• Job: Lines containing the word "label" need to be counted. Please reply with how many there are, and nothing else.

[Data excerpts]
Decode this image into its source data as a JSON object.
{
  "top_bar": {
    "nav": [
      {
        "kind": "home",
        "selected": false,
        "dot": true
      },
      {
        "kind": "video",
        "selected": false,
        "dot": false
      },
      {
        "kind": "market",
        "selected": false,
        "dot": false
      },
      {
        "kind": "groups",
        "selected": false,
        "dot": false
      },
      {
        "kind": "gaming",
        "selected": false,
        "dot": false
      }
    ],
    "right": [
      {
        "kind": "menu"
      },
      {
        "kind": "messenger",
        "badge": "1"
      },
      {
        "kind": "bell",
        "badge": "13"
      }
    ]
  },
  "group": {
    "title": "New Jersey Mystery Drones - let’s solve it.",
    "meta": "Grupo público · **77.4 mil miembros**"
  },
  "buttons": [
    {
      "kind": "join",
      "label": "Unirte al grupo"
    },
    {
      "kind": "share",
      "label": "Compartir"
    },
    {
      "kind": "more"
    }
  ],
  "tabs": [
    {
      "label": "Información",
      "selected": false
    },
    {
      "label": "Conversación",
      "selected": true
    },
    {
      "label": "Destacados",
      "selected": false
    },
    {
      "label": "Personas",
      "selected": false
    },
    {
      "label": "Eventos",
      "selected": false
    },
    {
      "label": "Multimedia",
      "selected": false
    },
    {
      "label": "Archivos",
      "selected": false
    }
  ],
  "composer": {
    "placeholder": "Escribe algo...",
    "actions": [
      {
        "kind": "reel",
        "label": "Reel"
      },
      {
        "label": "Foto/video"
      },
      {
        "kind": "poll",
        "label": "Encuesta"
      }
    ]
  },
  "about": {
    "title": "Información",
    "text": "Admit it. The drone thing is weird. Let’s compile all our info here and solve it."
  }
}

• Task solution: 12